(GIVEN EXERCISE): Check each line below for the word "this", and copy those that have it.

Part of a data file

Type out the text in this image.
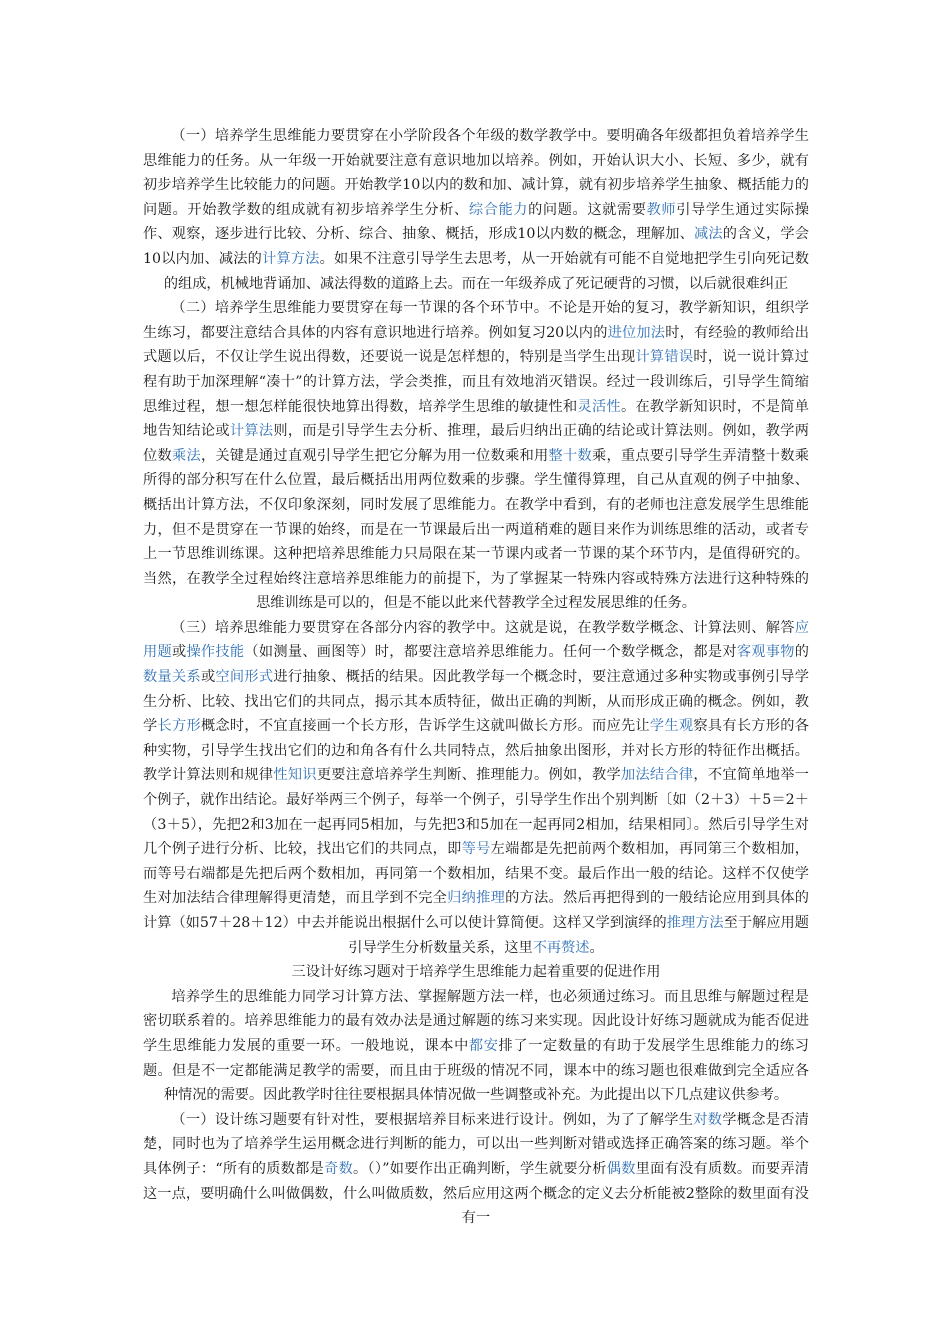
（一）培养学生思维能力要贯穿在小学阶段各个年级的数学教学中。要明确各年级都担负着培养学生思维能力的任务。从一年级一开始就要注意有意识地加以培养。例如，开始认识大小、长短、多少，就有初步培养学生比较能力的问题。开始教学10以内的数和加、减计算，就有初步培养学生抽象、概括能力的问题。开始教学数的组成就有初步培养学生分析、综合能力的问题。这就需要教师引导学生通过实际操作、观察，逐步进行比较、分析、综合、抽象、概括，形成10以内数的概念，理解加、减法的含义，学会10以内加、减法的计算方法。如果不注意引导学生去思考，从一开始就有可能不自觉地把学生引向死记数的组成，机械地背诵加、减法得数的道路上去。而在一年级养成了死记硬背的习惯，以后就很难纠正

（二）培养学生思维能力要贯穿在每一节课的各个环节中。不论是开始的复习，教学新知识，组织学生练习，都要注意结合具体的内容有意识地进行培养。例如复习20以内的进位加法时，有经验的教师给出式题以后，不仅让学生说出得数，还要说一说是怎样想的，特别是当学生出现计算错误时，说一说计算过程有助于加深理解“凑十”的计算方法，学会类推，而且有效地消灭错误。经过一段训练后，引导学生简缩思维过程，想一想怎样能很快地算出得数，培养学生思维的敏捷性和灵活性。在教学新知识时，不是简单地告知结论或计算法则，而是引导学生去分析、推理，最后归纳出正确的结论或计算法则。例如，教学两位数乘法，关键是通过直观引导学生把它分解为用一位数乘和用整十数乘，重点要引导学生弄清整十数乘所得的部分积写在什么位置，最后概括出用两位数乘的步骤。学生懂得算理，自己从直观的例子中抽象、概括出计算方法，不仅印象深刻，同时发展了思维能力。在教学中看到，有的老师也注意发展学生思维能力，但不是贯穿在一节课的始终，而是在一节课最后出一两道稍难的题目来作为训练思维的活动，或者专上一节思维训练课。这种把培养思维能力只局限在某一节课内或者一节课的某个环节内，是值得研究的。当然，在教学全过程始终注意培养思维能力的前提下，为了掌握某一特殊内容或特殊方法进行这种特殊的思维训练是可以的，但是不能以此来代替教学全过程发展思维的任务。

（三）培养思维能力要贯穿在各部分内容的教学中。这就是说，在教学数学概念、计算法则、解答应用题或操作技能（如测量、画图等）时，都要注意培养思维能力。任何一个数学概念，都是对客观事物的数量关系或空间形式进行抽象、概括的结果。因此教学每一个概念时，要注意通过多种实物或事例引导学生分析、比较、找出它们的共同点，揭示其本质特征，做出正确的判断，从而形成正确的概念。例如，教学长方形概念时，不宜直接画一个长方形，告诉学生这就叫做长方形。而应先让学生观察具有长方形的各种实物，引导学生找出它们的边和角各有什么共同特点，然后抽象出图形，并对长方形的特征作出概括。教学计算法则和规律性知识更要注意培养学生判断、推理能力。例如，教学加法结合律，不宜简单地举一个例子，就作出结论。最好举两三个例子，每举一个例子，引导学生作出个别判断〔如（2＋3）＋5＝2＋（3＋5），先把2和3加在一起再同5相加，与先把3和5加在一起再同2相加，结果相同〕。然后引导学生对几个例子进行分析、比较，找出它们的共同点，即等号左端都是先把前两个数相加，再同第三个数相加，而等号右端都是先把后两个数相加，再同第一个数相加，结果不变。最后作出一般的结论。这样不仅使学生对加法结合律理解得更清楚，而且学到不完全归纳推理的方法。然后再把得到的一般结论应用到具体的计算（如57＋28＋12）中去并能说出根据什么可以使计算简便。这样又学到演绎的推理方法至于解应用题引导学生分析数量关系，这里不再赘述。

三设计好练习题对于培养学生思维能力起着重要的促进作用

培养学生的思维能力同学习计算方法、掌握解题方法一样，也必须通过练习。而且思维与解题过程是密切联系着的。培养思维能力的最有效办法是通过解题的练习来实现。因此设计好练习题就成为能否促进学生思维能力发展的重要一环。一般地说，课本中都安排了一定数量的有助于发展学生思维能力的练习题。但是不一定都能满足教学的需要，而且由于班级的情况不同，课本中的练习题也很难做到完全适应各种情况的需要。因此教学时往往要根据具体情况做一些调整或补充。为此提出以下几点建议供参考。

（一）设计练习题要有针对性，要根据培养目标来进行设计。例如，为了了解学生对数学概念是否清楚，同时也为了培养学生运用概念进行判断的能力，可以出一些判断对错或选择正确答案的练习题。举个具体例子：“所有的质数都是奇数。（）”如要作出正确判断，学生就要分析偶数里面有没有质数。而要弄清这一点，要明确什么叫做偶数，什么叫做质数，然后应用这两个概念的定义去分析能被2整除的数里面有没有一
* * *
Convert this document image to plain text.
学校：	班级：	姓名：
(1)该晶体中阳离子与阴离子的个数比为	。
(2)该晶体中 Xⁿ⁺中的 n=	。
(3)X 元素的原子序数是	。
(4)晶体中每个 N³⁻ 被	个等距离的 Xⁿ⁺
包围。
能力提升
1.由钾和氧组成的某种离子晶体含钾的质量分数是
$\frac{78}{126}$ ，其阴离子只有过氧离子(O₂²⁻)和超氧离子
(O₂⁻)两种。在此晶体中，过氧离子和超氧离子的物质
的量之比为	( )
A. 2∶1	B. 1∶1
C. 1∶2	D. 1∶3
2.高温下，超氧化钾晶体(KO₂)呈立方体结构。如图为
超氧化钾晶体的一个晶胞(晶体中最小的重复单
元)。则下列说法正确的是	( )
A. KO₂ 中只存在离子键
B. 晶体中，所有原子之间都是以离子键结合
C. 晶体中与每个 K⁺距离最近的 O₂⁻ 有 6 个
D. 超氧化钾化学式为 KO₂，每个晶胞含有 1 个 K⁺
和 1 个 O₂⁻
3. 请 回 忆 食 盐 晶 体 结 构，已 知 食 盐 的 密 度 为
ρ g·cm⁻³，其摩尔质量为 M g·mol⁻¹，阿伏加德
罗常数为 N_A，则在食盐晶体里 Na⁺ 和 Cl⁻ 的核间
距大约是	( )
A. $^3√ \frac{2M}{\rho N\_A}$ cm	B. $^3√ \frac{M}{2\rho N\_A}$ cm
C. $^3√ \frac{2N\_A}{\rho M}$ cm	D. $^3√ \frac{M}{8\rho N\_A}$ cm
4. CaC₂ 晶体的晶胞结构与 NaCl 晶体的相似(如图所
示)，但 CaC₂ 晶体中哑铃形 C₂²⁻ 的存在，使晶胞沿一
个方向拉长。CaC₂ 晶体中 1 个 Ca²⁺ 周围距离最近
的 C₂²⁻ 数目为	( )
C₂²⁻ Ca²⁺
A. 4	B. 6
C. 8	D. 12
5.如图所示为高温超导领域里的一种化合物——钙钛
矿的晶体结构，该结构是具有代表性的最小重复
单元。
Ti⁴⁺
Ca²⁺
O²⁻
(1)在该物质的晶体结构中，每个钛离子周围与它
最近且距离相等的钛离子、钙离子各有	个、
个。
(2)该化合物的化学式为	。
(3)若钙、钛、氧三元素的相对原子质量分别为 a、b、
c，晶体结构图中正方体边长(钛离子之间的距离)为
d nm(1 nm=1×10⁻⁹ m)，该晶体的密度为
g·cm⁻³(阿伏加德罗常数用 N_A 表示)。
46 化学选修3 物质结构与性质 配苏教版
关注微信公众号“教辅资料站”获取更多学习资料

(RESPONSE BELOW):
Type out the text in this image.
Convert this document image to plain text.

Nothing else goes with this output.